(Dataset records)

begin

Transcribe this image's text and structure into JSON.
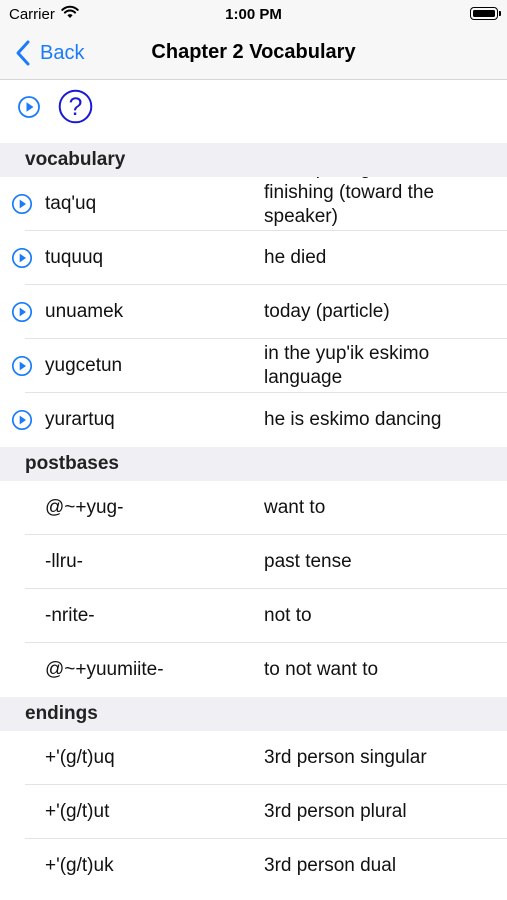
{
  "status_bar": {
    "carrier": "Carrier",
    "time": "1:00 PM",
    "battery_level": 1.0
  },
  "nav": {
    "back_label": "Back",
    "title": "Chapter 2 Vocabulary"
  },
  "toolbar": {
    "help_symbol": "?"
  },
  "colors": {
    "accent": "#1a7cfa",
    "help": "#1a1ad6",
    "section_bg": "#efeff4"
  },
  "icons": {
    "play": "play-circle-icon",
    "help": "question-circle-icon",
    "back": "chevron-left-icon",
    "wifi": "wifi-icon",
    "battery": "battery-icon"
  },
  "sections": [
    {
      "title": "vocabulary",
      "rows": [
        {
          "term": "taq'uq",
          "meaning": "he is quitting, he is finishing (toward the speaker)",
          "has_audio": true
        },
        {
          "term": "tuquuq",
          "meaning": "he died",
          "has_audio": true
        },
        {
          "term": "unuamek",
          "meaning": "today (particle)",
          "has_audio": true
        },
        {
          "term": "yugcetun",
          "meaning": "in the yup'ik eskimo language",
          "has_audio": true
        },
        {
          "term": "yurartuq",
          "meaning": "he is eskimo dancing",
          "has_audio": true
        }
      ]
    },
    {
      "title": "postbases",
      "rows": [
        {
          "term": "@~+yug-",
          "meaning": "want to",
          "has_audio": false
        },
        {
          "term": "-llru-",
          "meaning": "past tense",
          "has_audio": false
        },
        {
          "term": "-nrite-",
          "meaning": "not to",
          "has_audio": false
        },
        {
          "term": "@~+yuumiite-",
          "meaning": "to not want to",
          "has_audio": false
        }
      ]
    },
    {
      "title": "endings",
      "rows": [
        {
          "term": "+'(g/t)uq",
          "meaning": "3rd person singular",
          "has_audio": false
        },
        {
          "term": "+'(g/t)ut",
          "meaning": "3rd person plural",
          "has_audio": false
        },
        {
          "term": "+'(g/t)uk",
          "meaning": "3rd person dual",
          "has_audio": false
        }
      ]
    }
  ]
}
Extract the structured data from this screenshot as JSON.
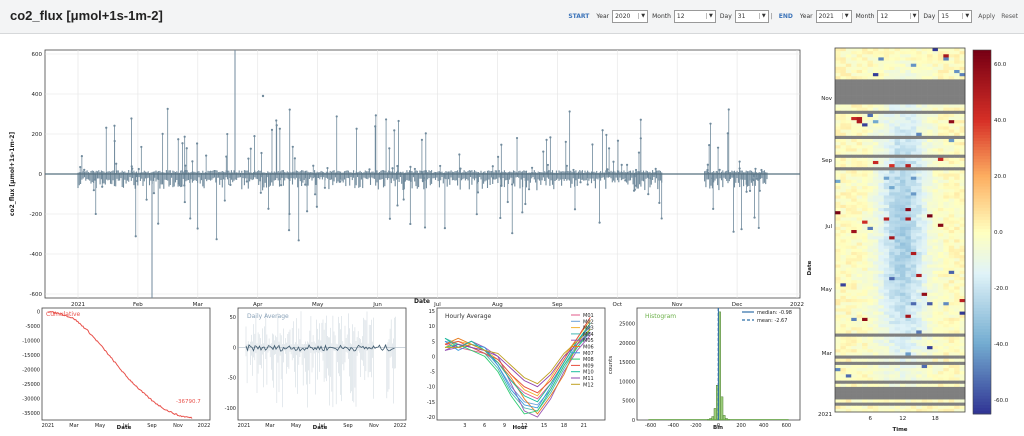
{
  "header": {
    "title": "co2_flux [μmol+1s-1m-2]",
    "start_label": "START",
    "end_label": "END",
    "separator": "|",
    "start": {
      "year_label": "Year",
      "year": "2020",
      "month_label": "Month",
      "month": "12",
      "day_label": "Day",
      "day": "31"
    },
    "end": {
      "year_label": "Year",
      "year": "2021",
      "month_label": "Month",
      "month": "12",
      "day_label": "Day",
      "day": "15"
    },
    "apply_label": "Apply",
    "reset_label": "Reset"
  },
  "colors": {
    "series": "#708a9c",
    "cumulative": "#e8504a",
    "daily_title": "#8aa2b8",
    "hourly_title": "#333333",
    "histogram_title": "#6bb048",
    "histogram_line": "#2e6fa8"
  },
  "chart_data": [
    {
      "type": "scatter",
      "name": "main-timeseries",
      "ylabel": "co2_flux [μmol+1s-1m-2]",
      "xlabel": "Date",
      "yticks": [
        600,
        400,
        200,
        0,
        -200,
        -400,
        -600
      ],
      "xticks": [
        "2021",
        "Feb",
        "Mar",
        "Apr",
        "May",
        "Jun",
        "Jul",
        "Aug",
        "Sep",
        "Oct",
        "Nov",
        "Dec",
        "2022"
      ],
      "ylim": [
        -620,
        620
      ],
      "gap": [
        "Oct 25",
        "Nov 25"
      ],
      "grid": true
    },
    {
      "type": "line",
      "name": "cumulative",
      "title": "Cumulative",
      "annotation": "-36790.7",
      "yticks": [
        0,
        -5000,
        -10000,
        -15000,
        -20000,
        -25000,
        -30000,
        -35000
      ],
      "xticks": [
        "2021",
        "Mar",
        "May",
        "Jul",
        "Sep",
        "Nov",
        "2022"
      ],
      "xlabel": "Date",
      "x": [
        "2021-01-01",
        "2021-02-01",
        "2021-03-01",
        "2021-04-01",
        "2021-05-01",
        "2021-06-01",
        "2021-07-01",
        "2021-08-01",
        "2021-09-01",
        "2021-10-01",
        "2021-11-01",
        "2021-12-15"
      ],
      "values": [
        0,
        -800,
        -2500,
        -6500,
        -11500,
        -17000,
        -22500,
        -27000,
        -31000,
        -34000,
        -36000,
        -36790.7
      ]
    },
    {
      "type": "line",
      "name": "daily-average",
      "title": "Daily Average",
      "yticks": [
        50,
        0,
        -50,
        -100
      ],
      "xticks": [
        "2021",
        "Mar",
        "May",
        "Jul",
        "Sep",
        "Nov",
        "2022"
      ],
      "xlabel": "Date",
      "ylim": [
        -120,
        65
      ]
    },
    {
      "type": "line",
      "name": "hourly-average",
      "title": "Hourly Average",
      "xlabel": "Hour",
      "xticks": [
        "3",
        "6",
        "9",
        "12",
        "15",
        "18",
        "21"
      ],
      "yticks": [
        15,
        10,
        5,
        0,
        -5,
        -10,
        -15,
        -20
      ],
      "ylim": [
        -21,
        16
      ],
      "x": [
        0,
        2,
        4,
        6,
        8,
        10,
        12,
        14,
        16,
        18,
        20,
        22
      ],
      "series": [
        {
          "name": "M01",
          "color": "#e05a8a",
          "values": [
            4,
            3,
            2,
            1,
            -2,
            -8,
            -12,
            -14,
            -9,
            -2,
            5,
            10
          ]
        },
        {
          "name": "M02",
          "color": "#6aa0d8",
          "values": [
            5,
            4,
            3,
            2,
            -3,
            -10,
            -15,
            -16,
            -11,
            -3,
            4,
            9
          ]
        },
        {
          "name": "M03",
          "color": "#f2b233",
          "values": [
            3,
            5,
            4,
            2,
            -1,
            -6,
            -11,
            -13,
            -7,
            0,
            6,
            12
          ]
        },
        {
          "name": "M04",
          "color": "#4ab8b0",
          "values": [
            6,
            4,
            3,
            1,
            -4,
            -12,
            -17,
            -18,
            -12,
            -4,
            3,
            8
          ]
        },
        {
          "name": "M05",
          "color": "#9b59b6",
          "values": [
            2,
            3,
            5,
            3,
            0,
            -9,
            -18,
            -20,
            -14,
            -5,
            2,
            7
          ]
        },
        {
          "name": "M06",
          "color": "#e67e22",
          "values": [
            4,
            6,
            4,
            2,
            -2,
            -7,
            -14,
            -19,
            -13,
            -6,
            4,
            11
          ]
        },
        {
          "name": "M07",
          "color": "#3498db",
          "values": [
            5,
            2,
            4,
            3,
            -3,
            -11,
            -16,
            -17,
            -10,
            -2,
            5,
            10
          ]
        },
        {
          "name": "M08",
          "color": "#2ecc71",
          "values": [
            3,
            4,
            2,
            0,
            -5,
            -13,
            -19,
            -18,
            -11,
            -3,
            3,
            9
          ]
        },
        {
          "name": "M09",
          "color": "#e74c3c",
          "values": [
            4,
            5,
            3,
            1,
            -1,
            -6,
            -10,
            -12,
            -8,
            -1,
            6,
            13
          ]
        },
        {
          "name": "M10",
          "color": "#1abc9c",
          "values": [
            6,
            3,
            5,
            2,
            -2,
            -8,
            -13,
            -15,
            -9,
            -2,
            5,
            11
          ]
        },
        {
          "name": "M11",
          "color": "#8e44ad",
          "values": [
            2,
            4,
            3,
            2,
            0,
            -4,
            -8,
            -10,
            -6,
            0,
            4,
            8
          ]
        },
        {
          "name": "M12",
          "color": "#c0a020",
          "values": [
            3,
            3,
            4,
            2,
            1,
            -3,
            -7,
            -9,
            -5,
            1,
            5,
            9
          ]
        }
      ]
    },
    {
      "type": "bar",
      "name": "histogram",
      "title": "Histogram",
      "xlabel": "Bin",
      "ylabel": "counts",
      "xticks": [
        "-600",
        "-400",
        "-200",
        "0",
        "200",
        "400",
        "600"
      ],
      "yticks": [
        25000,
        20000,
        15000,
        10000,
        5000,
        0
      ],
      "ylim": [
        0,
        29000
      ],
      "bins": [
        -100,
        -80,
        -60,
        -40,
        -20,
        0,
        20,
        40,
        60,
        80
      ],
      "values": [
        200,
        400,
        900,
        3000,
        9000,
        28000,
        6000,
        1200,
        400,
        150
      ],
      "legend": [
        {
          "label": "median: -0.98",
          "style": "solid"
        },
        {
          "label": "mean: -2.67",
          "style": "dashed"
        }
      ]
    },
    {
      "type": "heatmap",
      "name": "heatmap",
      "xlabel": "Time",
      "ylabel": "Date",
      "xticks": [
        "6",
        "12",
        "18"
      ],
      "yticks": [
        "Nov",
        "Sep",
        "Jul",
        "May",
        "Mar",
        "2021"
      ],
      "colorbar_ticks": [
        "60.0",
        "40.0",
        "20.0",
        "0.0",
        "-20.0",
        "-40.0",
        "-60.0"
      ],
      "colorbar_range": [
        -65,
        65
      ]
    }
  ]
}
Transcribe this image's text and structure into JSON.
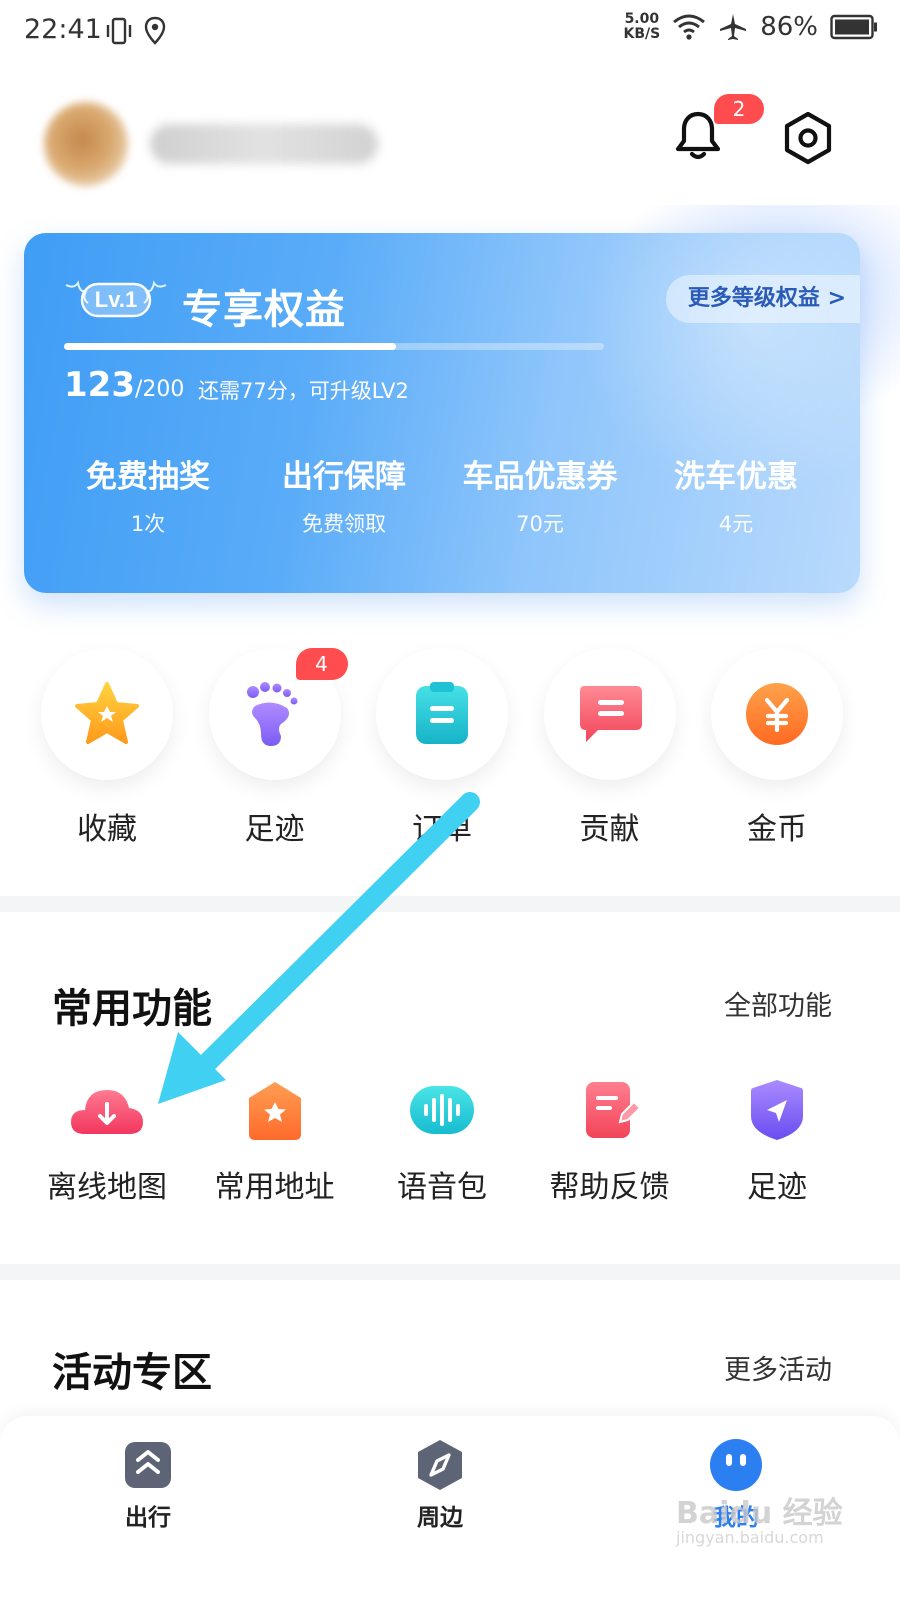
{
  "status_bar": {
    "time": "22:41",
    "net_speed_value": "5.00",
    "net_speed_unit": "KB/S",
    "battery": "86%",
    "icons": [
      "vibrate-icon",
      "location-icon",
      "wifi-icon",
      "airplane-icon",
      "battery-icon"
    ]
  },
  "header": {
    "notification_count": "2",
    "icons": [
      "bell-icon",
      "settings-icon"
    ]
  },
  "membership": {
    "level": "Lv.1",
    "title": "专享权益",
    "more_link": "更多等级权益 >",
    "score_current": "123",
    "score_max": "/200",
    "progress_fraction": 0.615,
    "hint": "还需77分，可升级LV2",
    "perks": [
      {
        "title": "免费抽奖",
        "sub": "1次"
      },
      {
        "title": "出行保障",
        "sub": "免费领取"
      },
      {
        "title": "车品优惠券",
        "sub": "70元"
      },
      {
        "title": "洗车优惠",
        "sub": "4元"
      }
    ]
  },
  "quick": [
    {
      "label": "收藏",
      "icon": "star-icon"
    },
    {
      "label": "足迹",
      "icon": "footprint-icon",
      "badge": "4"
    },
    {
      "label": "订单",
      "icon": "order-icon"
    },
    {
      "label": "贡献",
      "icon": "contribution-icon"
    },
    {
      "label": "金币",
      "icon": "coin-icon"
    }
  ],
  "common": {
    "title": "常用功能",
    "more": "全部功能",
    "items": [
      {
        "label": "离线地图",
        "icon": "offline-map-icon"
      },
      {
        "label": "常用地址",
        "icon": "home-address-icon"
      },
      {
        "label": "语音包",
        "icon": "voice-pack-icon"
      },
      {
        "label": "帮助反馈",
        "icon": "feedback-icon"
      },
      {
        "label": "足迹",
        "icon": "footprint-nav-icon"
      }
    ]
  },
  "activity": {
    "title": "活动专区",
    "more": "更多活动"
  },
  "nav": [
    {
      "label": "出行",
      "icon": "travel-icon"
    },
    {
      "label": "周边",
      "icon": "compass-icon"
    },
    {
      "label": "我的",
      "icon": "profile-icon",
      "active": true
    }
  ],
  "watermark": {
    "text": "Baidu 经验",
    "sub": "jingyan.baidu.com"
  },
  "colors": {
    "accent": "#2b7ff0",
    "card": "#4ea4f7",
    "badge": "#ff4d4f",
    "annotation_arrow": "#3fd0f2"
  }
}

end

* **BRIEF**: Examine the entries and report how many of their lines contain the string "person", giving no more than the number.

* **ANSWER**: 3